--- START OF RECORDS SUPPLIED ---

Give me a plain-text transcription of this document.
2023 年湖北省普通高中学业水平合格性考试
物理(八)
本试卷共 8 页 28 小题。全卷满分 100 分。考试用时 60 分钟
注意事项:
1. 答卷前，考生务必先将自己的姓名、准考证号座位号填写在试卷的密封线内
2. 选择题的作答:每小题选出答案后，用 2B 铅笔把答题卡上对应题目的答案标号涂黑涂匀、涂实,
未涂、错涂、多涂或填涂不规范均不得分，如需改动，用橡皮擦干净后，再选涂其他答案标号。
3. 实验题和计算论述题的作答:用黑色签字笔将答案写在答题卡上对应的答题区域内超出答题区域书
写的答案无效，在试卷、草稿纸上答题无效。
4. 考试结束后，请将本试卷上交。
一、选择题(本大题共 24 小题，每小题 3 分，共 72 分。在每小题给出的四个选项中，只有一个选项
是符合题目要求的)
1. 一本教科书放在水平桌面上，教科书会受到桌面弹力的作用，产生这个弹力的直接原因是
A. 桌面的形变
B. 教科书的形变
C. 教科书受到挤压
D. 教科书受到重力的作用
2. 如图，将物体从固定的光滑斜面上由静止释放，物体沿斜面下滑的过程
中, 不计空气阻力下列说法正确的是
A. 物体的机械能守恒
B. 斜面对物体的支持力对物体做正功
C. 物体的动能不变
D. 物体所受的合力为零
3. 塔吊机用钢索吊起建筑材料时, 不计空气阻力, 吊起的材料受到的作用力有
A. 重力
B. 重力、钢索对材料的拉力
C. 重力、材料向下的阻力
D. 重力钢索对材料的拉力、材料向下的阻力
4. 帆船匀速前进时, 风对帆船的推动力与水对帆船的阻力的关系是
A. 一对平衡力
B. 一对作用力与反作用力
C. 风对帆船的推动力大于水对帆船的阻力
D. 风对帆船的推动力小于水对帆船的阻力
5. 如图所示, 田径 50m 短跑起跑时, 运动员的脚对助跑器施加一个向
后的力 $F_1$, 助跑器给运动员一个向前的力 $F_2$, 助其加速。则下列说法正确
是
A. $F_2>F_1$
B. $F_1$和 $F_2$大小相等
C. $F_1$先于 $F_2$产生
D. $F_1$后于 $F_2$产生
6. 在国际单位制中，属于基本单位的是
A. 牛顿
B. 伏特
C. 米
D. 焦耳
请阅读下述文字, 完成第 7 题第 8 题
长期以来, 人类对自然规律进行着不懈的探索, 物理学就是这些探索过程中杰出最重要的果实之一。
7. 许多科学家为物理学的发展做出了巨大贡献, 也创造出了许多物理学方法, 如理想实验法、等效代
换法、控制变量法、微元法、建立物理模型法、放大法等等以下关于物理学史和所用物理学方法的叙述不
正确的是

--- END OF RECORDS SUPPLIED ---

**AIM:**
The records above need to be transcribed in full. Keep every character unchanged.

**SOLVED PROBLEM:**
Give me a plain-text transcription of this document.
2023 年湖北省普通高中学业水平合格性考试
物理(八)
本试卷共 8 页 28 小题。全卷满分 100 分。考试用时 60 分钟
注意事项:
1. 答卷前，考生务必先将自己的姓名、准考证号座位号填写在试卷的密封线内
2. 选择题的作答:每小题选出答案后，用 2B 铅笔把答题卡上对应题目的答案标号涂黑涂匀、涂实,
未涂、错涂、多涂或填涂不规范均不得分，如需改动，用橡皮擦干净后，再选涂其他答案标号。
3. 实验题和计算论述题的作答:用黑色签字笔将答案写在答题卡上对应的答题区域内超出答题区域书
写的答案无效，在试卷、草稿纸上答题无效。
4. 考试结束后，请将本试卷上交。
一、选择题(本大题共 24 小题，每小题 3 分，共 72 分。在每小题给出的四个选项中，只有一个选项
是符合题目要求的)
1. 一本教科书放在水平桌面上，教科书会受到桌面弹力的作用，产生这个弹力的直接原因是
A. 桌面的形变
B. 教科书的形变
C. 教科书受到挤压
D. 教科书受到重力的作用
2. 如图，将物体从固定的光滑斜面上由静止释放，物体沿斜面下滑的过程
中, 不计空气阻力下列说法正确的是
A. 物体的机械能守恒
B. 斜面对物体的支持力对物体做正功
C. 物体的动能不变
D. 物体所受的合力为零
3. 塔吊机用钢索吊起建筑材料时, 不计空气阻力, 吊起的材料受到的作用力有
A. 重力
B. 重力、钢索对材料的拉力
C. 重力、材料向下的阻力
D. 重力钢索对材料的拉力、材料向下的阻力
4. 帆船匀速前进时, 风对帆船的推动力与水对帆船的阻力的关系是
A. 一对平衡力
B. 一对作用力与反作用力
C. 风对帆船的推动力大于水对帆船的阻力
D. 风对帆船的推动力小于水对帆船的阻力
5. 如图所示, 田径 50m 短跑起跑时, 运动员的脚对助跑器施加一个向
后的力 $F_1$, 助跑器给运动员一个向前的力 $F_2$, 助其加速。则下列说法正确
是
A. $F_2>F_1$
B. $F_1$和 $F_2$大小相等
C. $F_1$先于 $F_2$产生
D. $F_1$后于 $F_2$产生
6. 在国际单位制中，属于基本单位的是
A. 牛顿
B. 伏特
C. 米
D. 焦耳
请阅读下述文字, 完成第 7 题第 8 题
长期以来, 人类对自然规律进行着不懈的探索, 物理学就是这些探索过程中杰出最重要的果实之一。
7. 许多科学家为物理学的发展做出了巨大贡献, 也创造出了许多物理学方法, 如理想实验法、等效代
换法、控制变量法、微元法、建立物理模型法、放大法等等以下关于物理学史和所用物理学方法的叙述不
正确的是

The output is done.